- **Article fourni**:
------------------------------------------------------------
Article paru dans le magazine Coda du mois d'avril 1999, pages 38 à 41.
FREE PARTIES
CROISADE EN ALBIGEOIS:LES HERETIQUES DEPOUILLES PAR L'INQUISITION.
Presque huit siècles après les guerres de religion qui ont marqué le département du Tam, tel est le parallèle qui peut être dressé avec une affaire bien actuelle: ici point de bûchers, mais une opération policière sujette à caution dans ses buts et ses moyens. Coda fait le point sur une situation préoccupante.
LES BELLIGERANTS:
Les «hérétiques»
Voodoo'z Cirkle est une tribu tarnaise comptant une quinzaine de membres et un possee d'une quarantaine de personnes, à l'origine de free parties parmi les plus appréciées des Midi-Pyrénées, associant bon son, musiques variées (grosse tendance hardcore, jungle et hard tekno, mais aussi dub, hip-hop, reggae...) et lieux «magiques» paumés dans la nature; elles constituaient alors une plateforme d'expression idéale pour nombre d'artistes de la région ou d'ailleurs, et un point de ralliement pour un public alternatif qui en redemandait. L'été dernier, laVoodoo'z a également participé à un festival associatif à Mostar (Bosnie) sous le patronage de I'OSCE et du gouvernement bosniaque, et dont le but était de rapprocher, au travers d'événements culturels, Croates et Bosniaques de cette ville coupée en deux par la guerre.
«L'inquisition»
------------------------------------------------------------
- **Données fournies**:
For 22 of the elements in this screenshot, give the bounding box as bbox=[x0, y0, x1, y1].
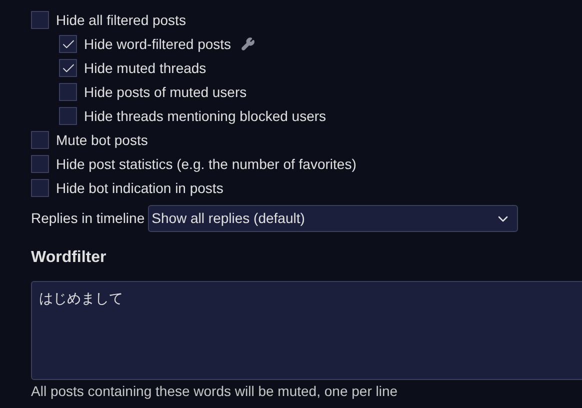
wrench-icon[interactable] bbox=[241, 37, 256, 51]
checkbox[interactable] bbox=[59, 59, 77, 77]
section-heading: Wordfilter bbox=[31, 248, 108, 268]
select-label: Replies in timeline bbox=[31, 209, 145, 228]
wordfilter-field[interactable]: はじめまして bbox=[31, 281, 582, 380]
checkbox-label: Hide post statistics (e.g. the number of favorites) bbox=[56, 154, 356, 174]
checkbox-label: Mute bot posts bbox=[56, 130, 148, 150]
checkbox[interactable] bbox=[59, 83, 77, 101]
checkbox-label: Hide posts of muted users bbox=[84, 82, 247, 102]
checkbox-label: Hide threads mentioning blocked users bbox=[84, 106, 326, 126]
checkbox-label: Hide muted threads bbox=[84, 58, 206, 78]
hint-text: All posts containing these words will be muted, one per line bbox=[31, 382, 399, 401]
checkbox[interactable] bbox=[59, 107, 77, 125]
checkbox[interactable] bbox=[31, 179, 49, 197]
checkbox[interactable] bbox=[31, 131, 49, 149]
checkbox[interactable] bbox=[31, 155, 49, 173]
checkbox-label: Hide word-filtered posts bbox=[84, 34, 232, 54]
checkbox[interactable] bbox=[31, 11, 49, 29]
replies-select[interactable]: Show all replies (default) bbox=[148, 205, 518, 232]
checkbox-label: Hide all filtered posts bbox=[56, 10, 186, 30]
checkbox[interactable] bbox=[59, 35, 77, 53]
checkbox-label: Hide bot indication in posts bbox=[56, 178, 224, 198]
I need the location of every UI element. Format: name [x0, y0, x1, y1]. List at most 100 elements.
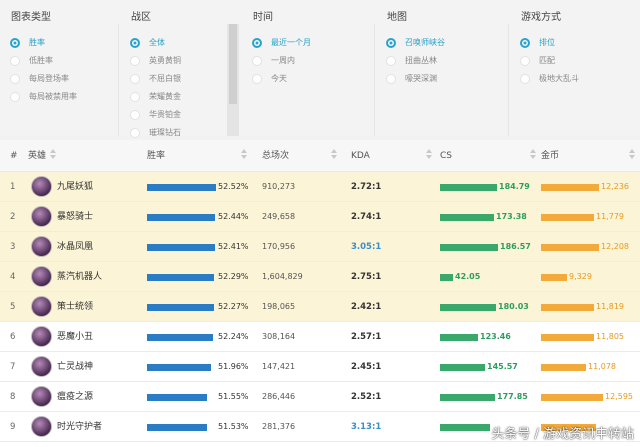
------------------------------------------------------------
- **Liste des tâches**:
- a) Traduisez en anglais cette phrase de l'article : « Coda fait le point sur une situation préoccupante. »
- b) D'après l'article, dans quelle ville Voodoo'z Cirkle a-t-elle participé à un festival associatif l'été dernier ?
- c) Modifiez tout ce qui va de « Article paru dans » jusqu'à « une situation préoccupante. » dans l'article en remplaçant « bûchers » par « tribunaux », puis donnez le passage modifié.

- **Réponses**:
- a) Coda takes stock of a worrying situation.

- b) À Mostar, en Bosnie.

- c)
Article paru dans le magazine Coda du mois d'avril 1999, pages 38 à 41.
FREE PARTIES
CROISADE EN ALBIGEOIS:LES HERETIQUES DEPOUILLES PAR L'INQUISITION.
Presque huit siècles après les guerres de religion qui ont marqué le département du Tam, tel est le parallèle qui peut être dressé avec une affaire bien actuelle: ici point de tribunaux, mais une opération policière sujette à caution dans ses buts et ses moyens. Coda fait le point sur une situation préoccupante.